Given request >>
Render the entries as a Markdown table with the columns Row and Entry Line, starting with the first line of the entries and going on through the line containing "Circle shape [115, 356, 126, 367]", both included. Give each line a row number, and skip blank lines.

Provided information >>
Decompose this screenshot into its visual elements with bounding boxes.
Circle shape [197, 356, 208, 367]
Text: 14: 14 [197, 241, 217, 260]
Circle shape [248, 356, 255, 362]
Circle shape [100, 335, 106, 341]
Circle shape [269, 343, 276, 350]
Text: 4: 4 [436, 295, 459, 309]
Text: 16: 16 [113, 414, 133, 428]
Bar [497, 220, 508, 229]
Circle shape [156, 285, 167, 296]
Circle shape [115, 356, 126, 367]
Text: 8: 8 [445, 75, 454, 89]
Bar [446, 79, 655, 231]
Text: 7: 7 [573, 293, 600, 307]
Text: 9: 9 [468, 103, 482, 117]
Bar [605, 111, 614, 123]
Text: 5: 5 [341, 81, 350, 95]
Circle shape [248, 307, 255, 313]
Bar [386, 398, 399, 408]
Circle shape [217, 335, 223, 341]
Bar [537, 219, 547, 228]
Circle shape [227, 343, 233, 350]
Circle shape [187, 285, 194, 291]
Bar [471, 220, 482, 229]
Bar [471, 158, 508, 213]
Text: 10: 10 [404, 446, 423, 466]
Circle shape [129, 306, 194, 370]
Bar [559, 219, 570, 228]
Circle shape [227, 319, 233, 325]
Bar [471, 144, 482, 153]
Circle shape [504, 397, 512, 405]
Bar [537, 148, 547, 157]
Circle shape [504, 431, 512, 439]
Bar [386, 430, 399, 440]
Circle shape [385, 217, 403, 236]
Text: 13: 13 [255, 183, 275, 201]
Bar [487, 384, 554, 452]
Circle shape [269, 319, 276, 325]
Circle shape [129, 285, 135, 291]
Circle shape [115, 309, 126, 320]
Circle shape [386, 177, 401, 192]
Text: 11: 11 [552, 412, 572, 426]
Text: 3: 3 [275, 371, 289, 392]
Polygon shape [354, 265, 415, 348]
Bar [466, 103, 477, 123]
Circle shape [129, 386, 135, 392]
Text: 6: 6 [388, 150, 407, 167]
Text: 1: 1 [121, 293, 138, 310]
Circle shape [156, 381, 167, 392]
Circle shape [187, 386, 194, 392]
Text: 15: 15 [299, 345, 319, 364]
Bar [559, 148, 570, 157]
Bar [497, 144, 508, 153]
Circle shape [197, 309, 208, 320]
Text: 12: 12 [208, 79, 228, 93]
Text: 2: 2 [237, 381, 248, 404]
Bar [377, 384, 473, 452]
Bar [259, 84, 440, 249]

Result of this exercise >>
| Row | Entry Line |
|---|---|
| 1 | Decompose this screenshot into its visual elements with bounding boxes. |
| 2 | Circle shape [197, 356, 208, 367] |
| 3 | Text: 14: 14 [197, 241, 217, 260] |
| 4 | Circle shape [248, 356, 255, 362] |
| 5 | Circle shape [100, 335, 106, 341] |
| 6 | Circle shape [269, 343, 276, 350] |
| 7 | Text: 4: 4 [436, 295, 459, 309] |
| 8 | Text: 16: 16 [113, 414, 133, 428] |
| 9 | Bar [497, 220, 508, 229] |
| 10 | Circle shape [156, 285, 167, 296] |
| 11 | Circle shape [115, 356, 126, 367] |